→ **SET TASK**: Your task is to write out the complete listing exactly as it is shown.
* Begin DATA TO PROCESS *
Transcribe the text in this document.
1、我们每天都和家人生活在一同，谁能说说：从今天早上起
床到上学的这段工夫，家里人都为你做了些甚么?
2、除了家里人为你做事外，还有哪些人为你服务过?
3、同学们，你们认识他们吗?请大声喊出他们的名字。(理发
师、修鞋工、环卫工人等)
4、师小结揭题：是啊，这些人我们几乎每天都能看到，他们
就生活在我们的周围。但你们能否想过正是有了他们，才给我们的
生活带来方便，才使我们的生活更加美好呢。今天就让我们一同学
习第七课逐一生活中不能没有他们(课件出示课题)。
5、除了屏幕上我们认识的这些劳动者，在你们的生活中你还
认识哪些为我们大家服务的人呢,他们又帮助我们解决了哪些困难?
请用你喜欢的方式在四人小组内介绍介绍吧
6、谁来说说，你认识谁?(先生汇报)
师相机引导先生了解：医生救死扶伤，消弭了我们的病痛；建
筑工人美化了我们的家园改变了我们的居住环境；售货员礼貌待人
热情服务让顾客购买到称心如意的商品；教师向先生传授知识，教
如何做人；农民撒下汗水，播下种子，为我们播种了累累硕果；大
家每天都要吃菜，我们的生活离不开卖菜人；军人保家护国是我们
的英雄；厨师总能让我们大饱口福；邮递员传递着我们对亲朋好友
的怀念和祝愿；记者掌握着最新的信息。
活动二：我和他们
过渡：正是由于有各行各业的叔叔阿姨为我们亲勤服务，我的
* End DATA TO PROCESS *
→ **PROBLEM SOLUTION**:
Transcribe the text in this document.
1、我们每天都和家人生活在一同，谁能说说：从今天早上起
床到上学的这段工夫，家里人都为你做了些甚么?
2、除了家里人为你做事外，还有哪些人为你服务过?
3、同学们，你们认识他们吗?请大声喊出他们的名字。(理发
师、修鞋工、环卫工人等)
4、师小结揭题：是啊，这些人我们几乎每天都能看到，他们
就生活在我们的周围。但你们能否想过正是有了他们，才给我们的
生活带来方便，才使我们的生活更加美好呢。今天就让我们一同学
习第七课逐一生活中不能没有他们(课件出示课题)。
5、除了屏幕上我们认识的这些劳动者，在你们的生活中你还
认识哪些为我们大家服务的人呢,他们又帮助我们解决了哪些困难?
请用你喜欢的方式在四人小组内介绍介绍吧
6、谁来说说，你认识谁?(先生汇报)
师相机引导先生了解：医生救死扶伤，消弭了我们的病痛；建
筑工人美化了我们的家园改变了我们的居住环境；售货员礼貌待人
热情服务让顾客购买到称心如意的商品；教师向先生传授知识，教
如何做人；农民撒下汗水，播下种子，为我们播种了累累硕果；大
家每天都要吃菜，我们的生活离不开卖菜人；军人保家护国是我们
的英雄；厨师总能让我们大饱口福；邮递员传递着我们对亲朋好友
的怀念和祝愿；记者掌握着最新的信息。
活动二：我和他们
过渡：正是由于有各行各业的叔叔阿姨为我们亲勤服务，我的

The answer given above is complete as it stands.